Find each line holding "this" and copy it out.
********************
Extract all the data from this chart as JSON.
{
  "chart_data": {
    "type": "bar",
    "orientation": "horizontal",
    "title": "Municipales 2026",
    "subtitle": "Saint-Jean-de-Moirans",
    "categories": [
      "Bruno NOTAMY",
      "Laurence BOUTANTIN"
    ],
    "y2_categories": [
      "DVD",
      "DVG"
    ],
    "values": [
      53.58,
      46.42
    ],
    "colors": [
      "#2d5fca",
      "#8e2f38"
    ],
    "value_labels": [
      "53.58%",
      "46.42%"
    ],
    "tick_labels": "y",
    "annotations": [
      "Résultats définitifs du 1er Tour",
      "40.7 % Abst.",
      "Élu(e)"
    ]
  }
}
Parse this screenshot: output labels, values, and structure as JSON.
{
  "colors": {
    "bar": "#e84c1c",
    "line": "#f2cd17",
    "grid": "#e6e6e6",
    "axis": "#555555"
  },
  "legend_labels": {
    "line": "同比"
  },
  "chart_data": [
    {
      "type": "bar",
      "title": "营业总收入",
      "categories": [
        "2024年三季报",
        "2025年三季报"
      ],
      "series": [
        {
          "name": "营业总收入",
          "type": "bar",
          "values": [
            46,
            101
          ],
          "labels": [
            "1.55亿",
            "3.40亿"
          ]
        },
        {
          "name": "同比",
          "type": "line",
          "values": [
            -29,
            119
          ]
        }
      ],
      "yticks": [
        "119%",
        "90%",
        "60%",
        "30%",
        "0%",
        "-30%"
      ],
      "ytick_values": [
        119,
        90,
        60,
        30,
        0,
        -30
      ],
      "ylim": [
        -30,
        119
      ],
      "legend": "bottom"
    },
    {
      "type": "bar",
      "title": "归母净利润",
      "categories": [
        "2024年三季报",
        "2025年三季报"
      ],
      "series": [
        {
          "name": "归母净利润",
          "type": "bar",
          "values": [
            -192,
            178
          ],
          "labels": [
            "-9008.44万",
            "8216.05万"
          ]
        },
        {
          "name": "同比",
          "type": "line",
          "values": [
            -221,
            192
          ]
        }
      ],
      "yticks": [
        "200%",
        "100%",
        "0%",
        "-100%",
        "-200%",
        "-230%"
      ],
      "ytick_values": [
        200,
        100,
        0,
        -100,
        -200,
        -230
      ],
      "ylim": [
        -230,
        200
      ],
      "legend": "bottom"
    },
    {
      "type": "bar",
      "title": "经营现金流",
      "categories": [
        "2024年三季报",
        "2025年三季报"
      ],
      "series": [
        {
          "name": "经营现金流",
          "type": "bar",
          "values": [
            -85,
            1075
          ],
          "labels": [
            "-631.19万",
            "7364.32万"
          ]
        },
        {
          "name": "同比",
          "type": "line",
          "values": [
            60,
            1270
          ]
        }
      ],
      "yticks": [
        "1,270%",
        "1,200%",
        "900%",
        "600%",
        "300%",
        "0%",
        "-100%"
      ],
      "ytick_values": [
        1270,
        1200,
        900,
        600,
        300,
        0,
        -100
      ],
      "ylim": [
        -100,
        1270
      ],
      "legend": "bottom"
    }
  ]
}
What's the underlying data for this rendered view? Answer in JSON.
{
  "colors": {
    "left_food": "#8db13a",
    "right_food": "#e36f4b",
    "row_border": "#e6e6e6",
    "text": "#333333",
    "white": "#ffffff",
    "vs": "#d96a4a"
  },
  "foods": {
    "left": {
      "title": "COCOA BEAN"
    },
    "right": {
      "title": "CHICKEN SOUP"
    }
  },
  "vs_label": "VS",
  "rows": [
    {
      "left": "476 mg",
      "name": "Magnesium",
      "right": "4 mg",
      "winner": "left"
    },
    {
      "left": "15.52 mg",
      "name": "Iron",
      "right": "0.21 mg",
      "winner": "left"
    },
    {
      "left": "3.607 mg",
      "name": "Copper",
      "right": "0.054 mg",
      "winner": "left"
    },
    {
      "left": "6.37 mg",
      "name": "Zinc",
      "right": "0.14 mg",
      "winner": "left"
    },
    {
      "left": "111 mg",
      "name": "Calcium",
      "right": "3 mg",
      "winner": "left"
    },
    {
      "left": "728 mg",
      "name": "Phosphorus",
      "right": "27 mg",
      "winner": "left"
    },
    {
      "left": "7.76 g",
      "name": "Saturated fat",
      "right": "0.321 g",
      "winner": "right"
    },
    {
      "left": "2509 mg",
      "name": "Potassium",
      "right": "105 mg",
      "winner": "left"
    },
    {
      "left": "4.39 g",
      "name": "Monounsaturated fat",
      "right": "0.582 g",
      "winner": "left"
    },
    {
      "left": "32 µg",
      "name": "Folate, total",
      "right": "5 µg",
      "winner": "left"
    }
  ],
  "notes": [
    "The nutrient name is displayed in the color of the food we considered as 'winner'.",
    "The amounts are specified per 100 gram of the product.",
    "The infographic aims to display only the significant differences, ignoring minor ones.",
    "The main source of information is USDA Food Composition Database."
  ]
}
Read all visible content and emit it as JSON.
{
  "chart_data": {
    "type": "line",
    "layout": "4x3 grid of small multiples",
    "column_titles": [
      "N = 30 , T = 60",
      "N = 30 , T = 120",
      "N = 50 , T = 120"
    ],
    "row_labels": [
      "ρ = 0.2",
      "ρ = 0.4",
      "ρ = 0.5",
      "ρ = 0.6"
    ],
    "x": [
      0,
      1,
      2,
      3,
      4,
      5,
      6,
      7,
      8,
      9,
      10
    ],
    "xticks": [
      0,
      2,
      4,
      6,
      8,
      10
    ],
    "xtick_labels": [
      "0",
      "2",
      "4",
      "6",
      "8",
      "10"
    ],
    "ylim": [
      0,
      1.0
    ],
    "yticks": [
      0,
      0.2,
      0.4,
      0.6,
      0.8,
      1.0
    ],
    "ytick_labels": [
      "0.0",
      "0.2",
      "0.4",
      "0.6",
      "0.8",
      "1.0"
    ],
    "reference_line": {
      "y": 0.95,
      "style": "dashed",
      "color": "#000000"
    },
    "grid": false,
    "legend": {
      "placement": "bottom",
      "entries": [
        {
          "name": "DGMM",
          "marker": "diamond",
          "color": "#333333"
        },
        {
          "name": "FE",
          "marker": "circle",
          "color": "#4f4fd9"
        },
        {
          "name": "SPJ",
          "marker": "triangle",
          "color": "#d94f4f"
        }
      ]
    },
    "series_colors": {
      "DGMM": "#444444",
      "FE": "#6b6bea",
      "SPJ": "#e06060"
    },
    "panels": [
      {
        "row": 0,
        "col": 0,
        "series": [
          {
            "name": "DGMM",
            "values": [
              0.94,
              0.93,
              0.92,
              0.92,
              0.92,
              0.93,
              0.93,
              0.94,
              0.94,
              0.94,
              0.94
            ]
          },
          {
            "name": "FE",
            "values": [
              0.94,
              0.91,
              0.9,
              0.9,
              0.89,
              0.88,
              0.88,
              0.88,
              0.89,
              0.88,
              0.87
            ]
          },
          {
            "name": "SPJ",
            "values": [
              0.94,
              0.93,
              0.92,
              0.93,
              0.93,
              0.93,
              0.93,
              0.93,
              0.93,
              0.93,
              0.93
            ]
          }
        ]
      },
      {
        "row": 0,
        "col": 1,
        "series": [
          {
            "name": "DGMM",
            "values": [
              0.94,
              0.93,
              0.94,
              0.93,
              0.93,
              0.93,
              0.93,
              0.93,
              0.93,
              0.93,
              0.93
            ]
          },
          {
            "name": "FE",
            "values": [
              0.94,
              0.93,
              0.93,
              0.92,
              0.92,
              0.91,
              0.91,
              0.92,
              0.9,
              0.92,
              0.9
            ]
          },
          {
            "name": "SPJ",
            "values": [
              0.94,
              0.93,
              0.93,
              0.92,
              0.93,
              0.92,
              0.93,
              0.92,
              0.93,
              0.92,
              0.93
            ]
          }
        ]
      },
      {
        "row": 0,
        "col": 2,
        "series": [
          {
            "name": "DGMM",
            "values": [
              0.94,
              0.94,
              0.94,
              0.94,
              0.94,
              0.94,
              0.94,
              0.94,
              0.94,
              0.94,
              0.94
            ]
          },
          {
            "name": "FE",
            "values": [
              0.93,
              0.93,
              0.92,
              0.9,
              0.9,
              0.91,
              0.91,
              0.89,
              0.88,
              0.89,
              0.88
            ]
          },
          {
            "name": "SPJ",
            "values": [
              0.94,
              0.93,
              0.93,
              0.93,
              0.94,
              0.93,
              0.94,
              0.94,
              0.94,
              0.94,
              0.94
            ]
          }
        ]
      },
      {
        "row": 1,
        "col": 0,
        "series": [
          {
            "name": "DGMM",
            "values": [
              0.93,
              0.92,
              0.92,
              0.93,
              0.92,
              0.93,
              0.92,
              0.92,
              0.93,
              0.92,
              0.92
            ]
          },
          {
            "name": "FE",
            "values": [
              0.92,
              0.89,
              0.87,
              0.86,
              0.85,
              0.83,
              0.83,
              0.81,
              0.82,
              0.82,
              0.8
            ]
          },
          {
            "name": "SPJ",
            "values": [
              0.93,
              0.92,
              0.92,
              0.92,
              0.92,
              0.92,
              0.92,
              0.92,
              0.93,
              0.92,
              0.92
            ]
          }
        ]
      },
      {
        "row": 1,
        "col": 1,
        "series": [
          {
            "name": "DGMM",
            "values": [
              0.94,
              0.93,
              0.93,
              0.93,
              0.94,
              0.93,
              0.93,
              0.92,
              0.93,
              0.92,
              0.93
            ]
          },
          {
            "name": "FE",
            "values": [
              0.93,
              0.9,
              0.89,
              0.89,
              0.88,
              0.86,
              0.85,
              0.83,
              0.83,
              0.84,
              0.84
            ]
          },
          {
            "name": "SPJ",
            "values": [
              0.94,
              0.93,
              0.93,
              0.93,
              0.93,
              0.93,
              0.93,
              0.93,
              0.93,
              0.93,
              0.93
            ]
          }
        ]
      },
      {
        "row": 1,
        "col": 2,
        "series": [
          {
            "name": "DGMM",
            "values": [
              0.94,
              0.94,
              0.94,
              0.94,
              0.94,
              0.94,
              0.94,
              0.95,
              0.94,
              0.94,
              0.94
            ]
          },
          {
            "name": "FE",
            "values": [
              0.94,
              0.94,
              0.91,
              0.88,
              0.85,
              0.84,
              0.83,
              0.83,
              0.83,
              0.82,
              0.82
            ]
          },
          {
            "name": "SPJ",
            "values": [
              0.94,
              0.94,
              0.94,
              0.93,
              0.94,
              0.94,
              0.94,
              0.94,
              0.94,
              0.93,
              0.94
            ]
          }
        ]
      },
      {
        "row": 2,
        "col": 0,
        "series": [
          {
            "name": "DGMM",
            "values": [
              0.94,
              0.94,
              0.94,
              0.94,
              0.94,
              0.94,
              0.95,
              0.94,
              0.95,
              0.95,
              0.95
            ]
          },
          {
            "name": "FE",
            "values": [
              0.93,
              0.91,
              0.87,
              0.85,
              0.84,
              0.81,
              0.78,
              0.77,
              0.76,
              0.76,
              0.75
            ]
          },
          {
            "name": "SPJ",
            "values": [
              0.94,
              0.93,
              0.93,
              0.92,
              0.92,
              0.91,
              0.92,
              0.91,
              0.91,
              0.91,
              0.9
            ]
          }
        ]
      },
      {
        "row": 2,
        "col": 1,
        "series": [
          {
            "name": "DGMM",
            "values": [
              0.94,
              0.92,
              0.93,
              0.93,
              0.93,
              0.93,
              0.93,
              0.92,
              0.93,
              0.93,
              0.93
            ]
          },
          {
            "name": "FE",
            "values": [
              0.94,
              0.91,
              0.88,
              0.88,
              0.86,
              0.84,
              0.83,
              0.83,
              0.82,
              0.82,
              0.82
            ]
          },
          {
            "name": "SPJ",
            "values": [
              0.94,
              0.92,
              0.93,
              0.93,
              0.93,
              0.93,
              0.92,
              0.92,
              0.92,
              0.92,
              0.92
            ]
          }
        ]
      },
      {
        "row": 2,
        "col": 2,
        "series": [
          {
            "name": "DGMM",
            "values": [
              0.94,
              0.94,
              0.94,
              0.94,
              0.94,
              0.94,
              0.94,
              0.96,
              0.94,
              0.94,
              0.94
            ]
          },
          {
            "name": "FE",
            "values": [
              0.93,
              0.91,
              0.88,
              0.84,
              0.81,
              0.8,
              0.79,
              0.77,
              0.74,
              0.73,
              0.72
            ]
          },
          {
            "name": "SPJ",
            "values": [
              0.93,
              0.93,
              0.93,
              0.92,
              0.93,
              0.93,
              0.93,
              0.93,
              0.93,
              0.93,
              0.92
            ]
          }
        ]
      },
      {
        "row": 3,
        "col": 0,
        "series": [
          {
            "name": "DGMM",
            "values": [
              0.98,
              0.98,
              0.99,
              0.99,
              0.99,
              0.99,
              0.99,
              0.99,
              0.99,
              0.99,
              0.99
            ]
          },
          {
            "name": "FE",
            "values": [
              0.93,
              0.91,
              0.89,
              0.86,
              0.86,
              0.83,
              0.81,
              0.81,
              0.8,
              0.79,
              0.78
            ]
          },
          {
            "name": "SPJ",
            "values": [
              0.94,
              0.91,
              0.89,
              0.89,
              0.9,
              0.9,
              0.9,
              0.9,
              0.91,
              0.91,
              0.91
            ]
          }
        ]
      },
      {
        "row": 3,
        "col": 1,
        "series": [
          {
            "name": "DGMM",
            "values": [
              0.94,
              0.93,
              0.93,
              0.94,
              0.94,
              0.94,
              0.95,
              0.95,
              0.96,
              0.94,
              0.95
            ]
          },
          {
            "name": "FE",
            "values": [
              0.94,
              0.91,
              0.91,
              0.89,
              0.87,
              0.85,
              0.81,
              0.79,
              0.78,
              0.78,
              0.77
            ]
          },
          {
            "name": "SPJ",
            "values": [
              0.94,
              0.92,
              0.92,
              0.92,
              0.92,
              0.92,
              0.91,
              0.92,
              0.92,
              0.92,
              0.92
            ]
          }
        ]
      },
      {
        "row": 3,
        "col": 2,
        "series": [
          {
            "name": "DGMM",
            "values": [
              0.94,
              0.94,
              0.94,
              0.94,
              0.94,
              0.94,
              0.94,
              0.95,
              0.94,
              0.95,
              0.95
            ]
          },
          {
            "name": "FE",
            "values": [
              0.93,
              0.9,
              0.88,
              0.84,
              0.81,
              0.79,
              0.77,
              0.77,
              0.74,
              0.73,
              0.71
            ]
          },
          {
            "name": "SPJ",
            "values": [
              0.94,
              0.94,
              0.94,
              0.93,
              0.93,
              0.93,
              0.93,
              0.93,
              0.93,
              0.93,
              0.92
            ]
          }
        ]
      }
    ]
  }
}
********************
-- Reply --
Extract all the data from this chart as JSON.
Parse this screenshot: output labels, values, and structure as JSON.
What's the underlying data for this rendered view? Answer in JSON.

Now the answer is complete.